● GOAL
Produce a word-for-word copy of the listing below without its pictures.

[Data records]
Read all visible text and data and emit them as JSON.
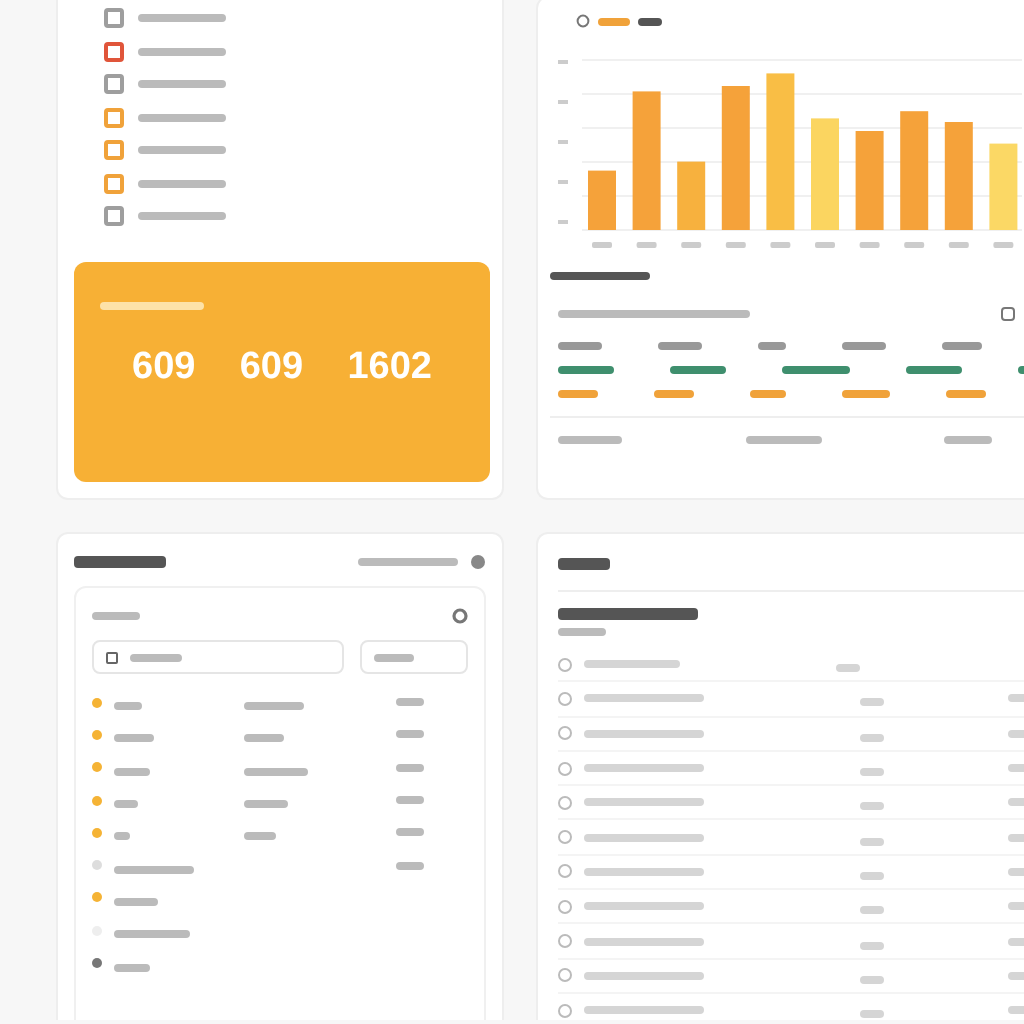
{
  "checklist": [
    {
      "color": "#9e9e9e"
    },
    {
      "color": "#e0553a"
    },
    {
      "color": "#9e9e9e"
    },
    {
      "color": "#f0a23a"
    },
    {
      "color": "#f0a23a"
    },
    {
      "color": "#f0a23a"
    },
    {
      "color": "#9e9e9e"
    }
  ],
  "stats": {
    "values": [
      "609",
      "609",
      "1602"
    ]
  },
  "table": {
    "rows": [
      {
        "color": "#3f8f6e"
      },
      {
        "color": "#f0a23a"
      }
    ]
  },
  "list": [
    {
      "color": "#f5b335"
    },
    {
      "color": "#f5b335"
    },
    {
      "color": "#f5b335"
    },
    {
      "color": "#f5b335"
    },
    {
      "color": "#f5b335"
    },
    {
      "color": "#dddddd"
    },
    {
      "color": "#f5b335"
    },
    {
      "color": "#eeeeee"
    },
    {
      "color": "#777777"
    }
  ],
  "details": [
    {
      "kind": "short"
    },
    {
      "kind": "full"
    },
    {
      "kind": "full"
    },
    {
      "kind": "full"
    },
    {
      "kind": "full"
    },
    {
      "kind": "full"
    },
    {
      "kind": "full"
    },
    {
      "kind": "full"
    },
    {
      "kind": "full"
    },
    {
      "kind": "full"
    },
    {
      "kind": "full"
    }
  ]
}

● OUTPUT OF THE TASK
Read all visible text and data and emit them as JSON.
{
  "checklist": [
    {
      "color": "#9e9e9e"
    },
    {
      "color": "#e0553a"
    },
    {
      "color": "#9e9e9e"
    },
    {
      "color": "#f0a23a"
    },
    {
      "color": "#f0a23a"
    },
    {
      "color": "#f0a23a"
    },
    {
      "color": "#9e9e9e"
    }
  ],
  "stats": {
    "values": [
      "609",
      "609",
      "1602"
    ]
  },
  "table": {
    "rows": [
      {
        "color": "#3f8f6e"
      },
      {
        "color": "#f0a23a"
      }
    ]
  },
  "list": [
    {
      "color": "#f5b335"
    },
    {
      "color": "#f5b335"
    },
    {
      "color": "#f5b335"
    },
    {
      "color": "#f5b335"
    },
    {
      "color": "#f5b335"
    },
    {
      "color": "#dddddd"
    },
    {
      "color": "#f5b335"
    },
    {
      "color": "#eeeeee"
    },
    {
      "color": "#777777"
    }
  ],
  "details": [
    {
      "kind": "short"
    },
    {
      "kind": "full"
    },
    {
      "kind": "full"
    },
    {
      "kind": "full"
    },
    {
      "kind": "full"
    },
    {
      "kind": "full"
    },
    {
      "kind": "full"
    },
    {
      "kind": "full"
    },
    {
      "kind": "full"
    },
    {
      "kind": "full"
    },
    {
      "kind": "full"
    }
  ]
}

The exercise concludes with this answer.